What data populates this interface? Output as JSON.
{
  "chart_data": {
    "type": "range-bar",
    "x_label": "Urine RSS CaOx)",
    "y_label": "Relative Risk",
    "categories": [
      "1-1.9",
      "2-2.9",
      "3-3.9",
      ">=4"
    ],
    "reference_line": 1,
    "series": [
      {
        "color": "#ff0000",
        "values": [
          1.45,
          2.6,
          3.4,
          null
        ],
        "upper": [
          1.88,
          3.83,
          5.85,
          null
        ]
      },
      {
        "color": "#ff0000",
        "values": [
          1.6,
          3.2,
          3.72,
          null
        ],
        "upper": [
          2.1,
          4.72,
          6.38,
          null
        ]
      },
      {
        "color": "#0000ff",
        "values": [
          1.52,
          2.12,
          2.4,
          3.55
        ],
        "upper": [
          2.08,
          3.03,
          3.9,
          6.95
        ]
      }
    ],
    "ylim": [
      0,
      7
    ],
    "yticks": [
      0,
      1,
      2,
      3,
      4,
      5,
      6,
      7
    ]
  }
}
★ ★ ★
> [REQUEST]
Take the records above and return them exactly as written.

> [WRITTEN ANSWER]
What data populates this interface? Output as JSON.
{
  "chart_data": {
    "type": "range-bar",
    "x_label": "Urine RSS CaOx)",
    "y_label": "Relative Risk",
    "categories": [
      "1-1.9",
      "2-2.9",
      "3-3.9",
      ">=4"
    ],
    "reference_line": 1,
    "series": [
      {
        "color": "#ff0000",
        "values": [
          1.45,
          2.6,
          3.4,
          null
        ],
        "upper": [
          1.88,
          3.83,
          5.85,
          null
        ]
      },
      {
        "color": "#ff0000",
        "values": [
          1.6,
          3.2,
          3.72,
          null
        ],
        "upper": [
          2.1,
          4.72,
          6.38,
          null
        ]
      },
      {
        "color": "#0000ff",
        "values": [
          1.52,
          2.12,
          2.4,
          3.55
        ],
        "upper": [
          2.08,
          3.03,
          3.9,
          6.95
        ]
      }
    ],
    "ylim": [
      0,
      7
    ],
    "yticks": [
      0,
      1,
      2,
      3,
      4,
      5,
      6,
      7
    ]
  }
}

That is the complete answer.